**Material for the task**
┄┄┄┄┄┄┄┄┄┄
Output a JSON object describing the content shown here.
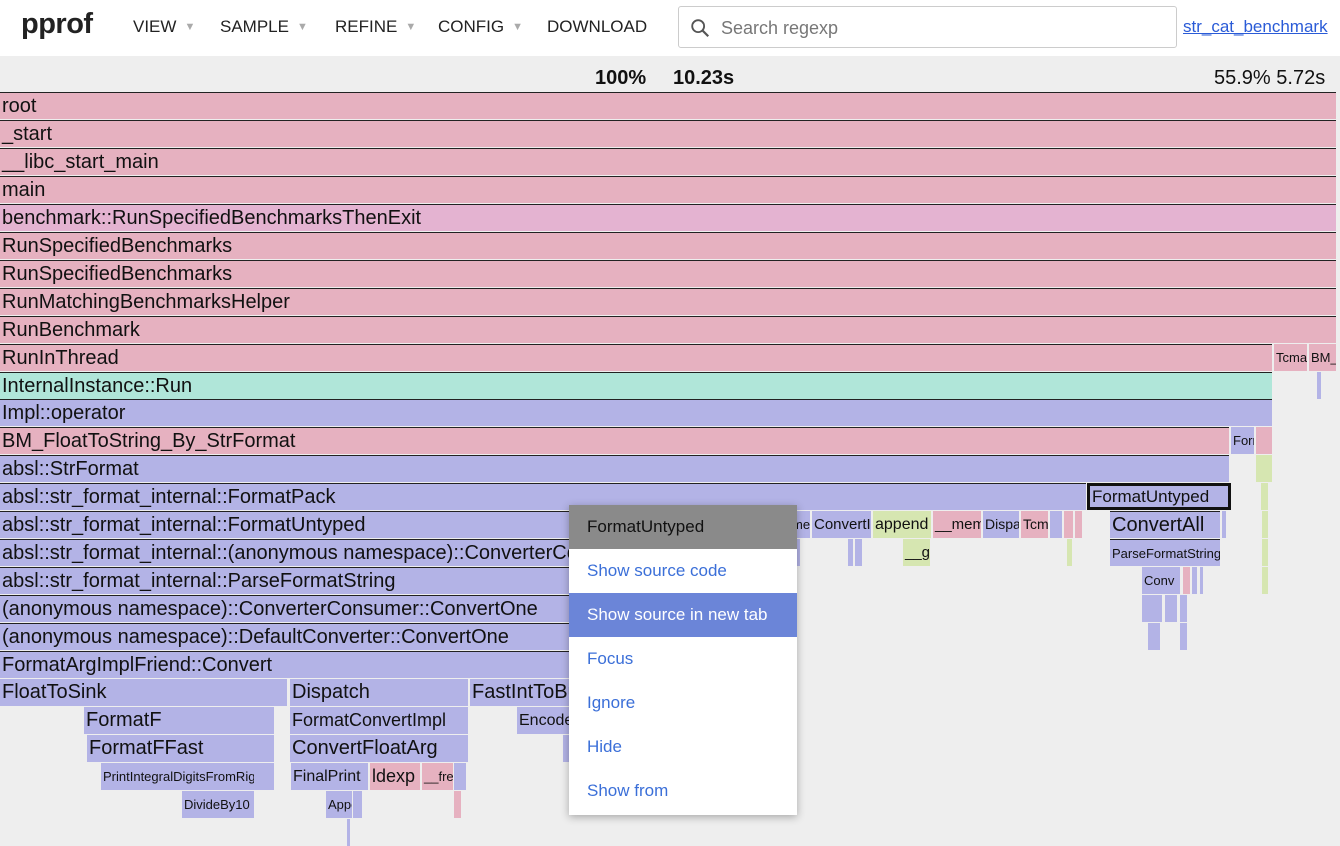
{
  "app": {
    "logo": "pprof"
  },
  "menu": [
    {
      "label": "VIEW",
      "dropdown": true
    },
    {
      "label": "SAMPLE",
      "dropdown": true
    },
    {
      "label": "REFINE",
      "dropdown": true
    },
    {
      "label": "CONFIG",
      "dropdown": true
    },
    {
      "label": "DOWNLOAD",
      "dropdown": false
    }
  ],
  "search": {
    "placeholder": "Search regexp",
    "value": "",
    "icon": "search-icon"
  },
  "profile_link": "str_cat_benchmark",
  "stats": {
    "total_percent": "100%",
    "total_time": "10.23s",
    "hover": "55.9% 5.72s"
  },
  "colors": {
    "pink": "#e6b1c0",
    "lavender": "#b3b3e6",
    "teal": "#b0e6d9",
    "green": "#d6e6b1",
    "mauve": "#e4b3d1",
    "menu_highlight": "#6b85d8",
    "link": "#2a5bd7"
  },
  "frames": [
    {
      "label": "root",
      "color": "pink"
    },
    {
      "label": "_start",
      "color": "pink"
    },
    {
      "label": "__libc_start_main",
      "color": "pink"
    },
    {
      "label": "main",
      "color": "pink"
    },
    {
      "label": "benchmark::RunSpecifiedBenchmarksThenExit",
      "color": "mauve"
    },
    {
      "label": "RunSpecifiedBenchmarks",
      "color": "pink"
    },
    {
      "label": "RunSpecifiedBenchmarks",
      "color": "pink"
    },
    {
      "label": "RunMatchingBenchmarksHelper",
      "color": "pink"
    },
    {
      "label": "RunBenchmark",
      "color": "pink"
    },
    {
      "label": "RunInThread",
      "color": "pink"
    },
    {
      "label": "Tcmalloc",
      "color": "pink"
    },
    {
      "label": "BM_",
      "color": "pink"
    },
    {
      "label": "InternalInstance::Run",
      "color": "teal"
    },
    {
      "label": "",
      "color": "lavender"
    },
    {
      "label": "Impl::operator",
      "color": "lavender"
    },
    {
      "label": "BM_FloatToString_By_StrFormat",
      "color": "pink"
    },
    {
      "label": "FormatArg",
      "color": "lavender"
    },
    {
      "label": "",
      "color": "pink"
    },
    {
      "label": "absl::StrFormat",
      "color": "lavender"
    },
    {
      "label": "",
      "color": "green"
    },
    {
      "label": "absl::str_format_internal::FormatPack",
      "color": "lavender"
    },
    {
      "label": "FormatUntyped",
      "color": "lavender",
      "selected": true
    },
    {
      "label": "",
      "color": "green"
    },
    {
      "label": "absl::str_format_internal::FormatUntyped",
      "color": "lavender"
    },
    {
      "label": "memcpy",
      "color": "lavender"
    },
    {
      "label": "ConvertInt",
      "color": "lavender"
    },
    {
      "label": "append",
      "color": "green"
    },
    {
      "label": "__memcpy",
      "color": "pink"
    },
    {
      "label": "Dispatch",
      "color": "lavender"
    },
    {
      "label": "Tcmalloc",
      "color": "pink"
    },
    {
      "label": "",
      "color": "lavender"
    },
    {
      "label": "",
      "color": "pink"
    },
    {
      "label": "",
      "color": "pink"
    },
    {
      "label": "ConvertAll",
      "color": "lavender"
    },
    {
      "label": "",
      "color": "lavender"
    },
    {
      "label": "",
      "color": "green"
    },
    {
      "label": "absl::str_format_internal::(anonymous namespace)::ConverterConsumer",
      "color": "lavender"
    },
    {
      "label": "",
      "color": "lavender"
    },
    {
      "label": "",
      "color": "lavender"
    },
    {
      "label": "",
      "color": "lavender"
    },
    {
      "label": "__g",
      "color": "green"
    },
    {
      "label": "",
      "color": "green"
    },
    {
      "label": "ParseFormatString",
      "color": "lavender"
    },
    {
      "label": "",
      "color": "green"
    },
    {
      "label": "absl::str_format_internal::ParseFormatString",
      "color": "lavender"
    },
    {
      "label": "Conv",
      "color": "lavender"
    },
    {
      "label": "",
      "color": "pink"
    },
    {
      "label": "",
      "color": "lavender"
    },
    {
      "label": "",
      "color": "lavender"
    },
    {
      "label": "",
      "color": "green"
    },
    {
      "label": "(anonymous namespace)::ConverterConsumer::ConvertOne",
      "color": "lavender"
    },
    {
      "label": "",
      "color": "lavender"
    },
    {
      "label": "",
      "color": "lavender"
    },
    {
      "label": "",
      "color": "lavender"
    },
    {
      "label": "(anonymous namespace)::DefaultConverter::ConvertOne",
      "color": "lavender"
    },
    {
      "label": "",
      "color": "lavender"
    },
    {
      "label": "",
      "color": "lavender"
    },
    {
      "label": "FormatArgImplFriend::Convert",
      "color": "lavender"
    },
    {
      "label": "FloatToSink",
      "color": "lavender"
    },
    {
      "label": "Dispatch",
      "color": "lavender"
    },
    {
      "label": "FastIntToBuffer",
      "color": "lavender"
    },
    {
      "label": "FormatF",
      "color": "lavender"
    },
    {
      "label": "FormatConvertImpl",
      "color": "lavender"
    },
    {
      "label": "Encode",
      "color": "lavender"
    },
    {
      "label": "FormatFFast",
      "color": "lavender"
    },
    {
      "label": "ConvertFloatArg",
      "color": "lavender"
    },
    {
      "label": "",
      "color": "lavender"
    },
    {
      "label": "PrintIntegralDigitsFromRightFast",
      "color": "lavender"
    },
    {
      "label": "",
      "color": "lavender"
    },
    {
      "label": "FinalPrint",
      "color": "lavender"
    },
    {
      "label": "ldexp",
      "color": "pink"
    },
    {
      "label": "__free",
      "color": "pink"
    },
    {
      "label": "",
      "color": "lavender"
    },
    {
      "label": "DivideBy10",
      "color": "lavender"
    },
    {
      "label": "Append",
      "color": "lavender"
    },
    {
      "label": "",
      "color": "lavender"
    },
    {
      "label": "",
      "color": "pink"
    },
    {
      "label": "",
      "color": "lavender"
    }
  ],
  "context_menu": {
    "title": "FormatUntyped",
    "items": [
      {
        "label": "Show source code",
        "highlighted": false
      },
      {
        "label": "Show source in new tab",
        "highlighted": true
      },
      {
        "label": "Focus",
        "highlighted": false
      },
      {
        "label": "Ignore",
        "highlighted": false
      },
      {
        "label": "Hide",
        "highlighted": false
      },
      {
        "label": "Show from",
        "highlighted": false
      }
    ]
  }
}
┄┄┄┄┄┄┄┄┄┄
**Stated exercise**
Copy each line holding the word "FormatUntyped" from the listing above.

**Task result**
      "label": "FormatUntyped",
      "label": "absl::str_format_internal::FormatUntyped",
    "title": "FormatUntyped",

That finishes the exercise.